» **TEXT FOR ANALYSIS**:
>>>
NVIDIA has confirmed that they have selected Intel's Sapphire Rapids Xeon CPUs to power their Hopper GPU-powered DGX H100 system for AI & Data Centers.

The confirmation came from NVIDIA's CEO, Jensen Huang, during the BofA Securities 2022 Global Technology Conference, reports The Register. Back at GTC 2022, when NVIDIA announced its new DGX H100 system, they only mentioned the use of an x86 CPU. It wasn't told whether the CPU will be an Intel or AMD design. But now that NVIDIA has confirmed that the DGX H100 indeed features Intel's upcoming Sapphire Rapids Xeon CPUs, that should settle the dust.

"We buy a lot of x86s. We have great partnerships with Intel and AMD. For the Hopper generation, I've selected Sapphire Rapids to be the CPU for Nvidia Hopper, and Sapphire Rapids has excellent single-threaded performance. And we're qualifying it for hyperscalers all over the world. We're qualifying it for datacenters all over the world. We're qualifying it for our own server, our own DGX. We're qualifying it for our own supercomputers," he said at the Tuesday event.

NVIDIA CEO, Jensen Huang at BofA Securities 2022 Global Technology Conference via The Register

The selection of Intel's Sapphire Rapids Xeon CPUs is definitely an interesting choice considering the AI giant had switched from Intel to AMD on its previous AI system, the Ampere GPU-powered DGX A100. The A100 featured two AMD EPYC Rome CPUs with up to 64 cores. We don't know what Xeon SKU would be used to power the DGX H100 but Sapphire Rapids maxes out at 56 cores and 112 threads. Surely these are fewer cores than the AMD's current EPYC lineup but NVIDIA wants to leverage the higher single-threaded capabilities that Intel's Golden Cove architecture-powered chip has to offer.
<<<
» **PROBLEMS AND TASKS**:
(1) In the article on NVIDIA's DGX H100, what CPUs did the earlier DGX A100 use?
(2) According to the DGX H100 article, what is Jensen Huang qualifying Sapphire Rapids for? List each one.
(3) Can you pick up the article on NVIDIA's DGX H100 after its final sentence and carry it forward?

Bounding box prediction data:
>>>
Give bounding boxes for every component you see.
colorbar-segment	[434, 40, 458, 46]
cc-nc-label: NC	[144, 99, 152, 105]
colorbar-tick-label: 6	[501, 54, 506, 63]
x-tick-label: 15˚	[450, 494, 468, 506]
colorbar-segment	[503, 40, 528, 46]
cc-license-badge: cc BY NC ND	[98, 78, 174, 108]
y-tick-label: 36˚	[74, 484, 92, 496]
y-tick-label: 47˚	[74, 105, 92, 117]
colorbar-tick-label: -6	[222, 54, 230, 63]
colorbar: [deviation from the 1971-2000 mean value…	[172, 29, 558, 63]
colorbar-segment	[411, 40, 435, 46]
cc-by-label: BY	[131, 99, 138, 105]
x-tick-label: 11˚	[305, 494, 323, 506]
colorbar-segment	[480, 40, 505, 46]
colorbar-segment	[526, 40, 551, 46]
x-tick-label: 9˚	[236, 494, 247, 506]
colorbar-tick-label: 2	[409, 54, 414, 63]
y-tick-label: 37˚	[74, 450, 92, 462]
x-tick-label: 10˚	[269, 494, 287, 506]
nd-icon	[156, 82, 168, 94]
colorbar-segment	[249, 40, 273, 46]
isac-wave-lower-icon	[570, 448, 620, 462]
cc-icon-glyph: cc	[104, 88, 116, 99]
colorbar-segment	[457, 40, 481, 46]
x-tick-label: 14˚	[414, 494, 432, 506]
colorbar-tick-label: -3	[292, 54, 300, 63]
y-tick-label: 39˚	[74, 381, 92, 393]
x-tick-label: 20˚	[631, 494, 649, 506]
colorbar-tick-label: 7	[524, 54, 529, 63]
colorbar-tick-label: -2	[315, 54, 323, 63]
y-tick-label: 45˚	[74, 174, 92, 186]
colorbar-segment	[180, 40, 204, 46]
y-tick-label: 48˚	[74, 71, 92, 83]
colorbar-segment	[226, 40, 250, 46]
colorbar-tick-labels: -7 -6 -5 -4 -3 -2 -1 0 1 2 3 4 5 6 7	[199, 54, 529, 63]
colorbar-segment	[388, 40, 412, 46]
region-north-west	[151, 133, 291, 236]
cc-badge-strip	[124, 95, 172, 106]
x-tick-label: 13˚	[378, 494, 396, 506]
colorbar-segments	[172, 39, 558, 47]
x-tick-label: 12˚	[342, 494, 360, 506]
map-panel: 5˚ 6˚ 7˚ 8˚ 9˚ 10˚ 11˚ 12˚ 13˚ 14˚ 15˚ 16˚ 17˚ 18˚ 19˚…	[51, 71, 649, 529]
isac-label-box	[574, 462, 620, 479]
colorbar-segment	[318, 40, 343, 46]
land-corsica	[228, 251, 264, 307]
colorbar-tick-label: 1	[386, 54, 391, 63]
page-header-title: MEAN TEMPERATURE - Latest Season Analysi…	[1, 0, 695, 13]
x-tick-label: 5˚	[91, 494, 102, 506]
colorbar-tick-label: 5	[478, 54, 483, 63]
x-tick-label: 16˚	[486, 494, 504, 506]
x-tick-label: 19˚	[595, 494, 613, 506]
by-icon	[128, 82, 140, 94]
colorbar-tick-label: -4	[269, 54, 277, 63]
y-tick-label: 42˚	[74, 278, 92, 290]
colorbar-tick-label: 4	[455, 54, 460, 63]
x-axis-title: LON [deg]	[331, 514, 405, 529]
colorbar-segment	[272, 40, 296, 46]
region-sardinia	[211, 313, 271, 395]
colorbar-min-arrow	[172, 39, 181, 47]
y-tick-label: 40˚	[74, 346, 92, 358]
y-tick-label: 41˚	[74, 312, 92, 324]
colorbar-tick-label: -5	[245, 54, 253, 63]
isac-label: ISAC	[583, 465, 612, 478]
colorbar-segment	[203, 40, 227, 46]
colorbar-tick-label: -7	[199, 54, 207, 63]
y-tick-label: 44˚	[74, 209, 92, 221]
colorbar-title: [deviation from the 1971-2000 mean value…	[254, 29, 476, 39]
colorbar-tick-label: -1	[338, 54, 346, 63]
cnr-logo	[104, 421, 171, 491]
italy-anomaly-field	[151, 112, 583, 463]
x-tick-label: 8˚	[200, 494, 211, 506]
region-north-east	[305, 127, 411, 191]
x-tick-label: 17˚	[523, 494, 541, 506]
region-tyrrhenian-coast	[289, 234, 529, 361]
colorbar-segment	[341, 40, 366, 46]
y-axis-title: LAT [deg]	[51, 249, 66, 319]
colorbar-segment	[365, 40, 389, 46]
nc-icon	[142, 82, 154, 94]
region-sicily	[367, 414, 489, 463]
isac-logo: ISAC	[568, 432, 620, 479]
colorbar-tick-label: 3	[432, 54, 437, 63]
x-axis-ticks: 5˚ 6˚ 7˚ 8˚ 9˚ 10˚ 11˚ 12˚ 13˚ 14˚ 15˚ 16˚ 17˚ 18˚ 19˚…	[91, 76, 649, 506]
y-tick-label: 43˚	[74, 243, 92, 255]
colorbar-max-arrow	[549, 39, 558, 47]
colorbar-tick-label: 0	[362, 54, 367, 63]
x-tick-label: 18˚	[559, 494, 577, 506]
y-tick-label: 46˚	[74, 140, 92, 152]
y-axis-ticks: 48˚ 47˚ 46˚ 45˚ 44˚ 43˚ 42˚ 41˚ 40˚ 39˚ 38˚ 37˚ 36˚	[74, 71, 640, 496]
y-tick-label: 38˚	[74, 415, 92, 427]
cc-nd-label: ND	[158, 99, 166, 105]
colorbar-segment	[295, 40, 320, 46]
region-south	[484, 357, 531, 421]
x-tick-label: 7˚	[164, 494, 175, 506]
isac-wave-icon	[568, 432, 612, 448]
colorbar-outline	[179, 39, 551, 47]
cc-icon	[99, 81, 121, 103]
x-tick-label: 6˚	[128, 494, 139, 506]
<<<
» **RESPONSES**:
(1) Two AMD EPYC Rome CPUs with up to 64 cores.

(2)
- Hyperscalers all over the world
- Datacenters all over the world
- NVIDIA's own server, its own DGX
- NVIDIA's own supercomputers

(3)
If NVIDIA was looking at multi-threading performance, they might have still gone the AMD EPYC route, especially when Genoa is right around the corner and will offer up to 96 cores & 192 threads based on the newer Zen 4 architecture. Previously, ServerTheHome had reported that NVIDIA two DGX H100 boards configured around AMD and Intel server CPUs. We cannot say for sure if NVIDIA would release an EPYC variant of the DGX H100 system in the future but for now, it's going to be all Intel Sapphire Rapids.

With Hopper GPU, NVIDIA is releasing its latest DGX H100 system. The system is equipped with a total of 8 H100 accelerators in the SXM configuration and offers up to 640 GB of HBM3 memory & up to 32 PFLOPs of peak compute performance. For comparison, the existing DGX A100 system is equipped with 8 A100 GPUs with 640 GB HBM2e memory and only produces a maximum of 5 PFLOPs of AI and 10 PFLOPs of INT8 compute power.

The system itself houses the 5th Generation Intel CPUs with full PCIe Gen 5 support. Display output is provided through a discrete DGX Display Adapter card which offers 4 DisplayPort outputs with up to 4K resolution support. The AIC features its own active cooling solution. The system features four NVSwitches, 2 TB of system memory, two 1.9 TB NVMe M.2 storage for the operating system, and 8 3.84 TB NVMe U.2 SSDs for internal storage.

Talking about the cooling solution, the DGX H100 houses the H100 GPUs on the rear side of the chassis. All four GPUs and the CPU are supplemented by a refrigerant cooling system which is whisper quiet and also maintenance-free. The compressor for the cooler is located within the DGX chassis. Power consumption is rated at 10.2kW (peak). The DGX H100 is expected to launch in the third quarter of 2022.